(Entries from a dataset)
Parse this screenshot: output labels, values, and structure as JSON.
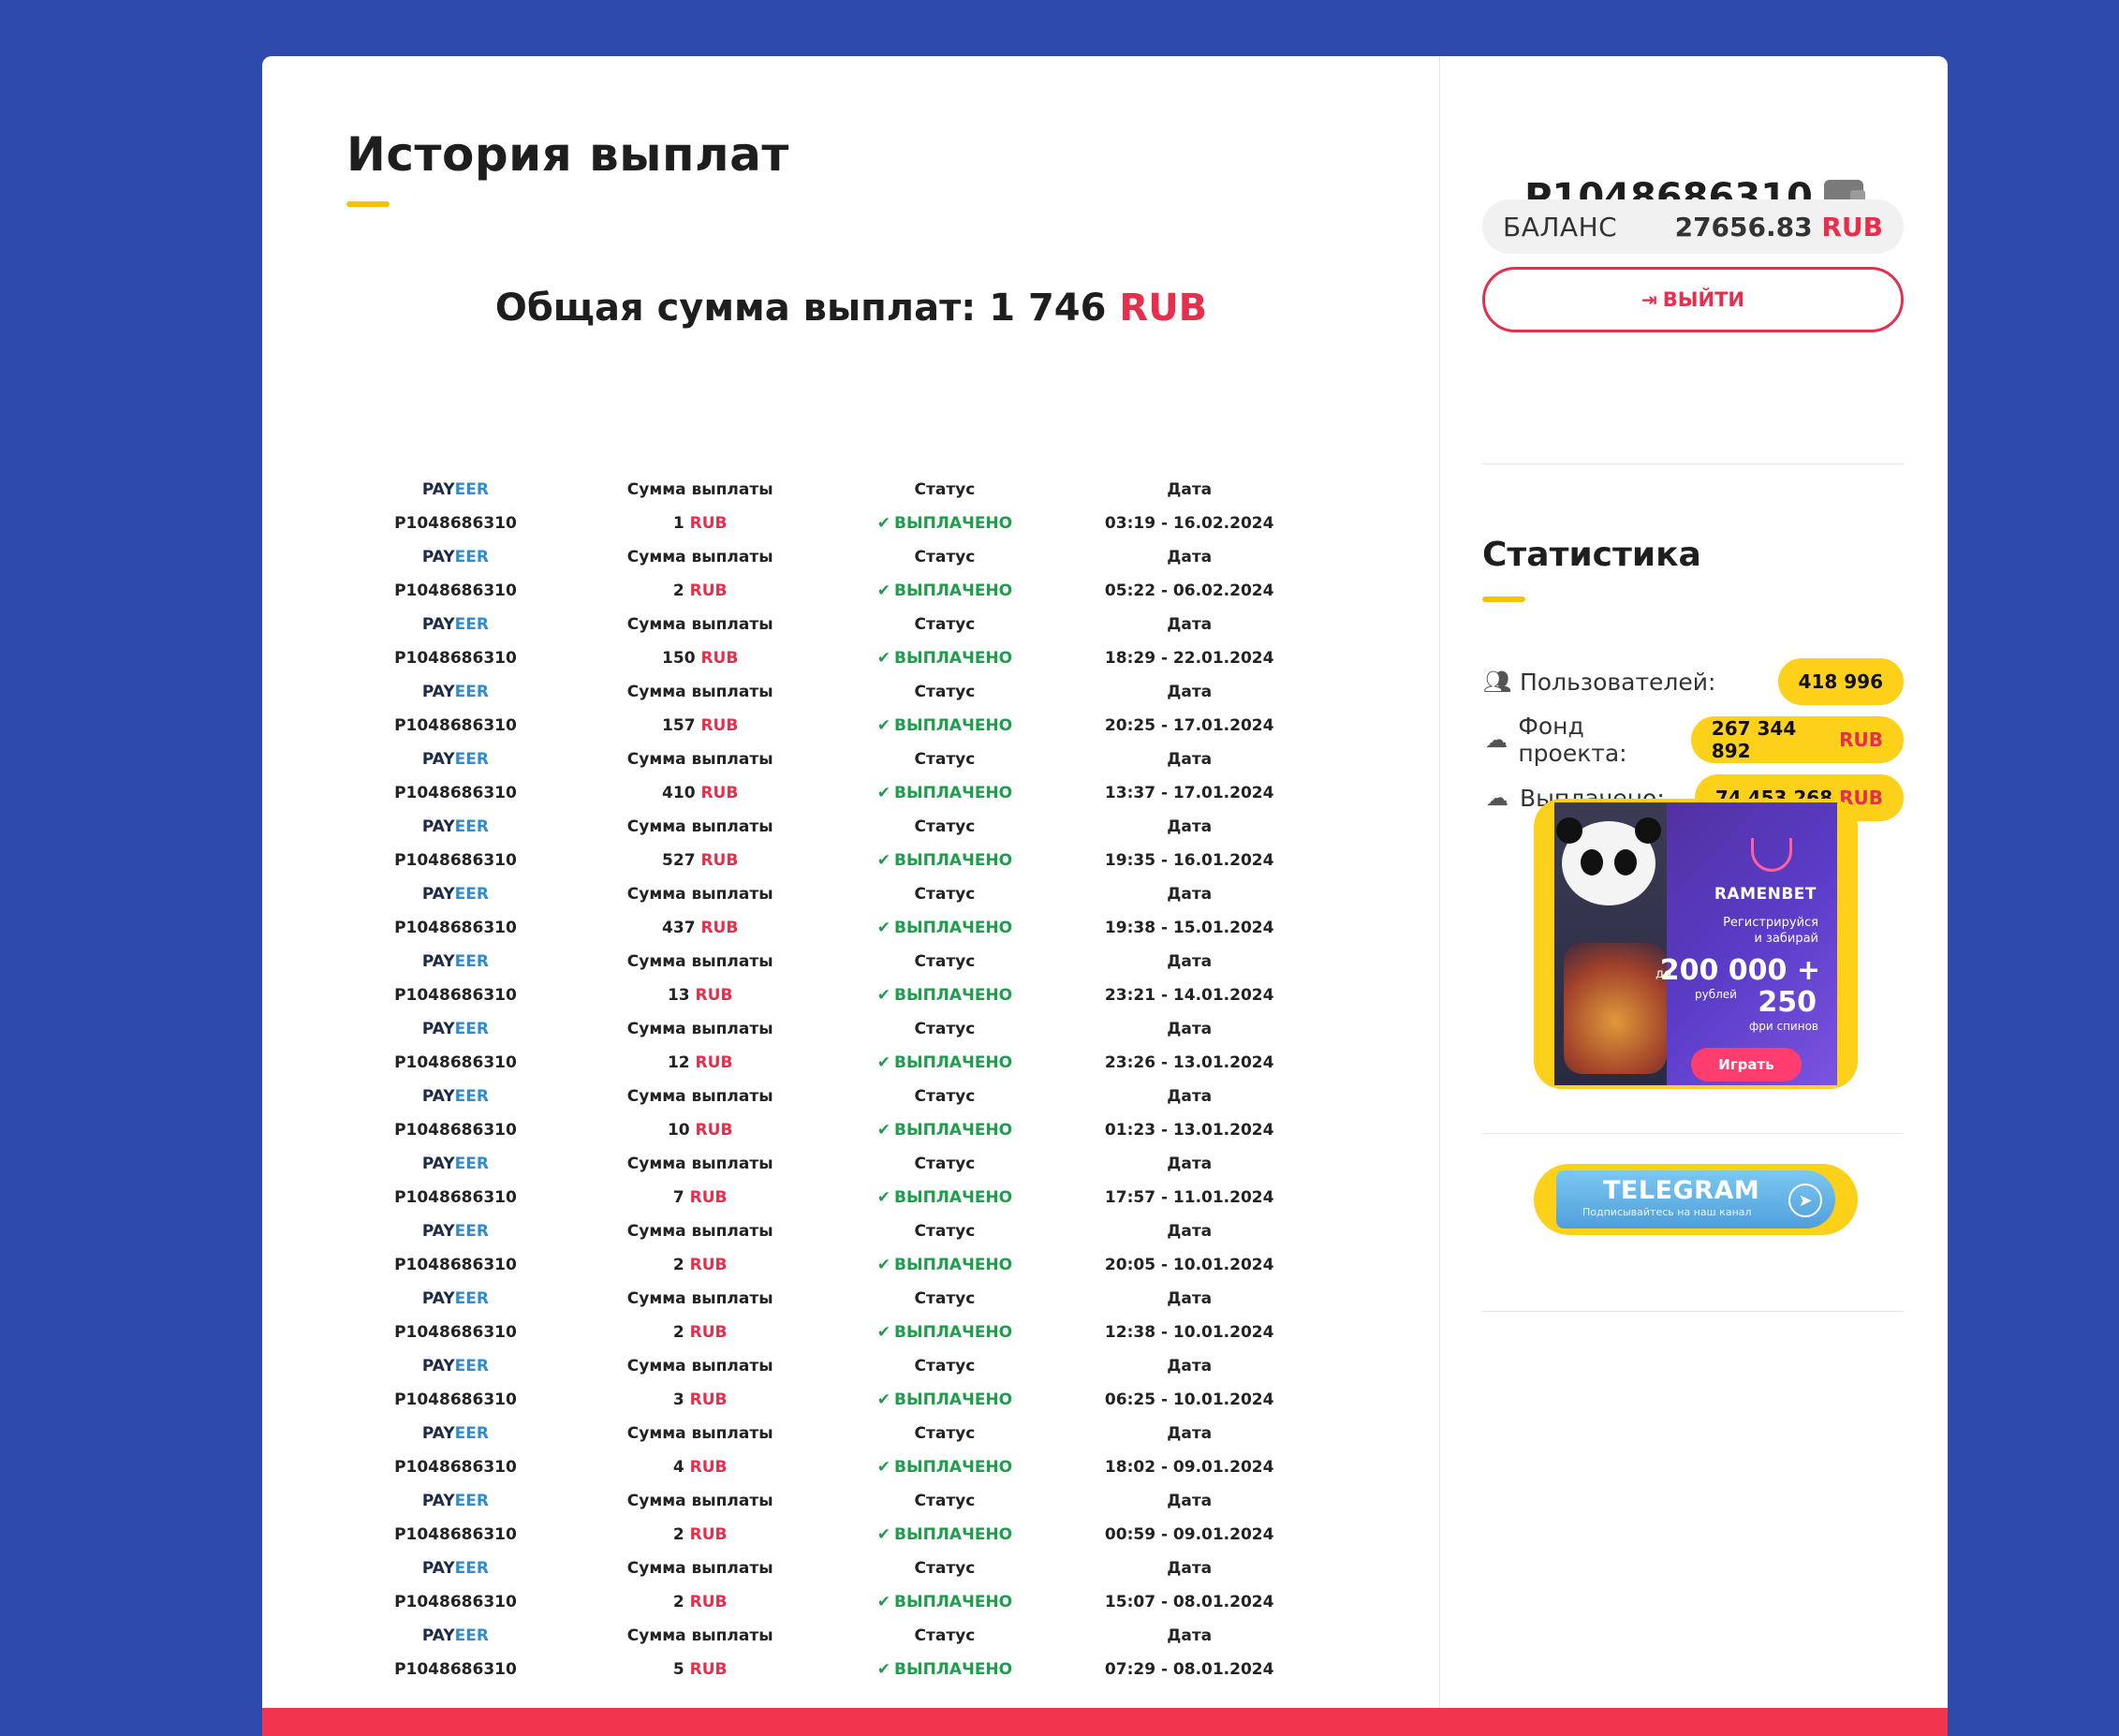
{
  "history": {
    "title": "История выплат",
    "total_label": "Общая сумма выплат:",
    "total_value": "1 746",
    "total_currency": "RUB"
  },
  "table": {
    "header": {
      "system_a": "PAY",
      "system_b": "EER",
      "amount": "Сумма выплаты",
      "status": "Статус",
      "date": "Дата"
    },
    "rows": [
      {
        "wallet": "P1048686310",
        "amount": "1",
        "currency": "RUB",
        "status": "ВЫПЛАЧЕНО",
        "date": "03:19 - 16.02.2024"
      },
      {
        "wallet": "P1048686310",
        "amount": "2",
        "currency": "RUB",
        "status": "ВЫПЛАЧЕНО",
        "date": "05:22 - 06.02.2024"
      },
      {
        "wallet": "P1048686310",
        "amount": "150",
        "currency": "RUB",
        "status": "ВЫПЛАЧЕНО",
        "date": "18:29 - 22.01.2024"
      },
      {
        "wallet": "P1048686310",
        "amount": "157",
        "currency": "RUB",
        "status": "ВЫПЛАЧЕНО",
        "date": "20:25 - 17.01.2024"
      },
      {
        "wallet": "P1048686310",
        "amount": "410",
        "currency": "RUB",
        "status": "ВЫПЛАЧЕНО",
        "date": "13:37 - 17.01.2024"
      },
      {
        "wallet": "P1048686310",
        "amount": "527",
        "currency": "RUB",
        "status": "ВЫПЛАЧЕНО",
        "date": "19:35 - 16.01.2024"
      },
      {
        "wallet": "P1048686310",
        "amount": "437",
        "currency": "RUB",
        "status": "ВЫПЛАЧЕНО",
        "date": "19:38 - 15.01.2024"
      },
      {
        "wallet": "P1048686310",
        "amount": "13",
        "currency": "RUB",
        "status": "ВЫПЛАЧЕНО",
        "date": "23:21 - 14.01.2024"
      },
      {
        "wallet": "P1048686310",
        "amount": "12",
        "currency": "RUB",
        "status": "ВЫПЛАЧЕНО",
        "date": "23:26 - 13.01.2024"
      },
      {
        "wallet": "P1048686310",
        "amount": "10",
        "currency": "RUB",
        "status": "ВЫПЛАЧЕНО",
        "date": "01:23 - 13.01.2024"
      },
      {
        "wallet": "P1048686310",
        "amount": "7",
        "currency": "RUB",
        "status": "ВЫПЛАЧЕНО",
        "date": "17:57 - 11.01.2024"
      },
      {
        "wallet": "P1048686310",
        "amount": "2",
        "currency": "RUB",
        "status": "ВЫПЛАЧЕНО",
        "date": "20:05 - 10.01.2024"
      },
      {
        "wallet": "P1048686310",
        "amount": "2",
        "currency": "RUB",
        "status": "ВЫПЛАЧЕНО",
        "date": "12:38 - 10.01.2024"
      },
      {
        "wallet": "P1048686310",
        "amount": "3",
        "currency": "RUB",
        "status": "ВЫПЛАЧЕНО",
        "date": "06:25 - 10.01.2024"
      },
      {
        "wallet": "P1048686310",
        "amount": "4",
        "currency": "RUB",
        "status": "ВЫПЛАЧЕНО",
        "date": "18:02 - 09.01.2024"
      },
      {
        "wallet": "P1048686310",
        "amount": "2",
        "currency": "RUB",
        "status": "ВЫПЛАЧЕНО",
        "date": "00:59 - 09.01.2024"
      },
      {
        "wallet": "P1048686310",
        "amount": "2",
        "currency": "RUB",
        "status": "ВЫПЛАЧЕНО",
        "date": "15:07 - 08.01.2024"
      },
      {
        "wallet": "P1048686310",
        "amount": "5",
        "currency": "RUB",
        "status": "ВЫПЛАЧЕНО",
        "date": "07:29 - 08.01.2024"
      }
    ]
  },
  "account": {
    "wallet_id": "P1048686310",
    "wallet_icon": "wallet-icon",
    "balance_label": "БАЛАНС",
    "balance_value": "27656.83",
    "balance_currency": "RUB",
    "logout_label": "ВЫЙТИ",
    "logout_icon": "sign-out-icon"
  },
  "stats": {
    "title": "Статистика",
    "users_label": "Пользователей:",
    "users_value": "418 996",
    "fund_label": "Фонд проекта:",
    "fund_value": "267 344 892",
    "fund_currency": "RUB",
    "paid_label": "Выплачено:",
    "paid_value": "74 453 268",
    "paid_currency": "RUB"
  },
  "banner": {
    "brand": "RAMENBET",
    "subtitle_1": "Регистрируйся",
    "subtitle_2": "и забирай",
    "prefix": "до",
    "amount": "200 000 +",
    "amount_unit": "рублей",
    "spins": "250",
    "spins_label": "фри спинов",
    "play": "Играть"
  },
  "telegram": {
    "title": "TELEGRAM",
    "subtitle": "Подписывайтесь на наш канал"
  },
  "colors": {
    "background": "#2f4aad",
    "accent_red": "#e62e4d",
    "accent_yellow": "#fdd01a",
    "status_green": "#1e9e4a",
    "payeer_blue": "#2f8bd4"
  }
}
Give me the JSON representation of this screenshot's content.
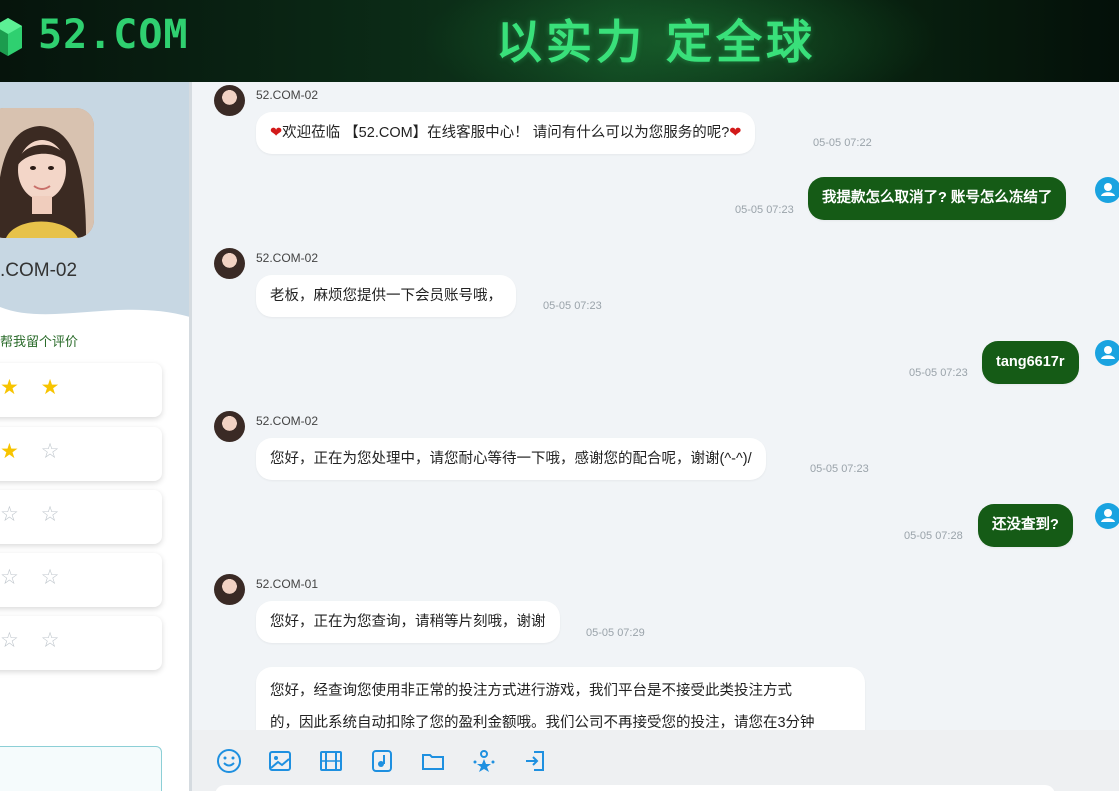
{
  "header": {
    "logo_text": "52.COM",
    "slogan": "以实力 定全球"
  },
  "sidebar": {
    "agent_name": ".COM-02",
    "rate_prompt": "帮我留个评价",
    "ratings": [
      {
        "filled": "★ ★",
        "empty": ""
      },
      {
        "filled": "★",
        "empty": "☆"
      },
      {
        "filled": "",
        "empty": "☆ ☆"
      },
      {
        "filled": "",
        "empty": "☆ ☆"
      },
      {
        "filled": "",
        "empty": "☆ ☆"
      }
    ]
  },
  "messages": [
    {
      "sender": "52.COM-02",
      "text": "欢迎莅临 【52.COM】在线客服中心！ 请问有什么可以为您服务的呢?",
      "time": "05-05 07:22"
    },
    {
      "text": "我提款怎么取消了? 账号怎么冻结了",
      "time": "05-05 07:23"
    },
    {
      "sender": "52.COM-02",
      "text": "老板，麻烦您提供一下会员账号哦，",
      "time": "05-05 07:23"
    },
    {
      "text": "tang6617r",
      "time": "05-05 07:23"
    },
    {
      "sender": "52.COM-02",
      "text": "您好，正在为您处理中，请您耐心等待一下哦，感谢您的配合呢，谢谢(^-^)/",
      "time": "05-05 07:23"
    },
    {
      "text": "还没查到?",
      "time": "05-05 07:28"
    },
    {
      "sender": "52.COM-01",
      "text": "您好，正在为您查询，请稍等片刻哦，谢谢",
      "time": "05-05 07:29"
    },
    {
      "text_line1": "您好，经查询您使用非正常的投注方式进行游戏，我们平台是不接受此类投注方式",
      "text_line2": "的，因此系统自动扣除了您的盈利金额哦。我们公司不再接受您的投注，请您在3分钟"
    }
  ],
  "toolbar": {
    "icons": [
      "emoji-icon",
      "image-icon",
      "video-icon",
      "music-file-icon",
      "folder-icon",
      "rating-icon",
      "exit-icon"
    ]
  },
  "colors": {
    "accent_green": "#155b16",
    "brand_green": "#2fd070",
    "user_icon_blue": "#1aa3e0",
    "star_gold": "#f7c400"
  }
}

__DESCRIPTION OF THE TASK__: Return the material word for word. Pictures are not part of the copy.

__SOLUTION TO THIS EXERCISE__:
Parse this screenshot: output labels, values, and structure as JSON.
{
  "history": {
    "title": "История выплат",
    "total_label": "Общая сумма выплат:",
    "total_value": "1 746",
    "total_currency": "RUB"
  },
  "table": {
    "header": {
      "system_a": "PAY",
      "system_b": "EER",
      "amount": "Сумма выплаты",
      "status": "Статус",
      "date": "Дата"
    },
    "rows": [
      {
        "wallet": "P1048686310",
        "amount": "1",
        "currency": "RUB",
        "status": "ВЫПЛАЧЕНО",
        "date": "03:19 - 16.02.2024"
      },
      {
        "wallet": "P1048686310",
        "amount": "2",
        "currency": "RUB",
        "status": "ВЫПЛАЧЕНО",
        "date": "05:22 - 06.02.2024"
      },
      {
        "wallet": "P1048686310",
        "amount": "150",
        "currency": "RUB",
        "status": "ВЫПЛАЧЕНО",
        "date": "18:29 - 22.01.2024"
      },
      {
        "wallet": "P1048686310",
        "amount": "157",
        "currency": "RUB",
        "status": "ВЫПЛАЧЕНО",
        "date": "20:25 - 17.01.2024"
      },
      {
        "wallet": "P1048686310",
        "amount": "410",
        "currency": "RUB",
        "status": "ВЫПЛАЧЕНО",
        "date": "13:37 - 17.01.2024"
      },
      {
        "wallet": "P1048686310",
        "amount": "527",
        "currency": "RUB",
        "status": "ВЫПЛАЧЕНО",
        "date": "19:35 - 16.01.2024"
      },
      {
        "wallet": "P1048686310",
        "amount": "437",
        "currency": "RUB",
        "status": "ВЫПЛАЧЕНО",
        "date": "19:38 - 15.01.2024"
      },
      {
        "wallet": "P1048686310",
        "amount": "13",
        "currency": "RUB",
        "status": "ВЫПЛАЧЕНО",
        "date": "23:21 - 14.01.2024"
      },
      {
        "wallet": "P1048686310",
        "amount": "12",
        "currency": "RUB",
        "status": "ВЫПЛАЧЕНО",
        "date": "23:26 - 13.01.2024"
      },
      {
        "wallet": "P1048686310",
        "amount": "10",
        "currency": "RUB",
        "status": "ВЫПЛАЧЕНО",
        "date": "01:23 - 13.01.2024"
      },
      {
        "wallet": "P1048686310",
        "amount": "7",
        "currency": "RUB",
        "status": "ВЫПЛАЧЕНО",
        "date": "17:57 - 11.01.2024"
      },
      {
        "wallet": "P1048686310",
        "amount": "2",
        "currency": "RUB",
        "status": "ВЫПЛАЧЕНО",
        "date": "20:05 - 10.01.2024"
      },
      {
        "wallet": "P1048686310",
        "amount": "2",
        "currency": "RUB",
        "status": "ВЫПЛАЧЕНО",
        "date": "12:38 - 10.01.2024"
      },
      {
        "wallet": "P1048686310",
        "amount": "3",
        "currency": "RUB",
        "status": "ВЫПЛАЧЕНО",
        "date": "06:25 - 10.01.2024"
      },
      {
        "wallet": "P1048686310",
        "amount": "4",
        "currency": "RUB",
        "status": "ВЫПЛАЧЕНО",
        "date": "18:02 - 09.01.2024"
      },
      {
        "wallet": "P1048686310",
        "amount": "2",
        "currency": "RUB",
        "status": "ВЫПЛАЧЕНО",
        "date": "00:59 - 09.01.2024"
      },
      {
        "wallet": "P1048686310",
        "amount": "2",
        "currency": "RUB",
        "status": "ВЫПЛАЧЕНО",
        "date": "15:07 - 08.01.2024"
      },
      {
        "wallet": "P1048686310",
        "amount": "5",
        "currency": "RUB",
        "status": "ВЫПЛАЧЕНО",
        "date": "07:29 - 08.01.2024"
      }
    ]
  },
  "account": {
    "wallet_id": "P1048686310",
    "wallet_icon": "wallet-icon",
    "balance_label": "БАЛАНС",
    "balance_value": "27656.83",
    "balance_currency": "RUB",
    "logout_label": "ВЫЙТИ",
    "logout_icon": "sign-out-icon"
  },
  "stats": {
    "title": "Статистика",
    "users_label": "Пользователей:",
    "users_value": "418 996",
    "fund_label": "Фонд проекта:",
    "fund_value": "267 344 892",
    "fund_currency": "RUB",
    "paid_label": "Выплачено:",
    "paid_value": "74 453 268",
    "paid_currency": "RUB"
  },
  "banner": {
    "brand": "RAMENBET",
    "subtitle_1": "Регистрируйся",
    "subtitle_2": "и забирай",
    "prefix": "до",
    "amount": "200 000 +",
    "amount_unit": "рублей",
    "spins": "250",
    "spins_label": "фри спинов",
    "play": "Играть"
  },
  "telegram": {
    "title": "TELEGRAM",
    "subtitle": "Подписывайтесь на наш канал"
  },
  "colors": {
    "background": "#2f4aad",
    "accent_red": "#e62e4d",
    "accent_yellow": "#fdd01a",
    "status_green": "#1e9e4a",
    "payeer_blue": "#2f8bd4"
  }
}
Give me the JSON representation of this screenshot's content.
{
  "header": {
    "logo_text": "52.COM",
    "slogan": "以实力 定全球"
  },
  "sidebar": {
    "agent_name": ".COM-02",
    "rate_prompt": "帮我留个评价",
    "ratings": [
      {
        "filled": "★ ★",
        "empty": ""
      },
      {
        "filled": "★",
        "empty": "☆"
      },
      {
        "filled": "",
        "empty": "☆ ☆"
      },
      {
        "filled": "",
        "empty": "☆ ☆"
      },
      {
        "filled": "",
        "empty": "☆ ☆"
      }
    ]
  },
  "messages": [
    {
      "sender": "52.COM-02",
      "text": "欢迎莅临 【52.COM】在线客服中心！ 请问有什么可以为您服务的呢?",
      "time": "05-05 07:22"
    },
    {
      "text": "我提款怎么取消了? 账号怎么冻结了",
      "time": "05-05 07:23"
    },
    {
      "sender": "52.COM-02",
      "text": "老板，麻烦您提供一下会员账号哦，",
      "time": "05-05 07:23"
    },
    {
      "text": "tang6617r",
      "time": "05-05 07:23"
    },
    {
      "sender": "52.COM-02",
      "text": "您好，正在为您处理中，请您耐心等待一下哦，感谢您的配合呢，谢谢(^-^)/",
      "time": "05-05 07:23"
    },
    {
      "text": "还没查到?",
      "time": "05-05 07:28"
    },
    {
      "sender": "52.COM-01",
      "text": "您好，正在为您查询，请稍等片刻哦，谢谢",
      "time": "05-05 07:29"
    },
    {
      "text_line1": "您好，经查询您使用非正常的投注方式进行游戏，我们平台是不接受此类投注方式",
      "text_line2": "的，因此系统自动扣除了您的盈利金额哦。我们公司不再接受您的投注，请您在3分钟"
    }
  ],
  "toolbar": {
    "icons": [
      "emoji-icon",
      "image-icon",
      "video-icon",
      "music-file-icon",
      "folder-icon",
      "rating-icon",
      "exit-icon"
    ]
  },
  "colors": {
    "accent_green": "#155b16",
    "brand_green": "#2fd070",
    "user_icon_blue": "#1aa3e0",
    "star_gold": "#f7c400"
  }
}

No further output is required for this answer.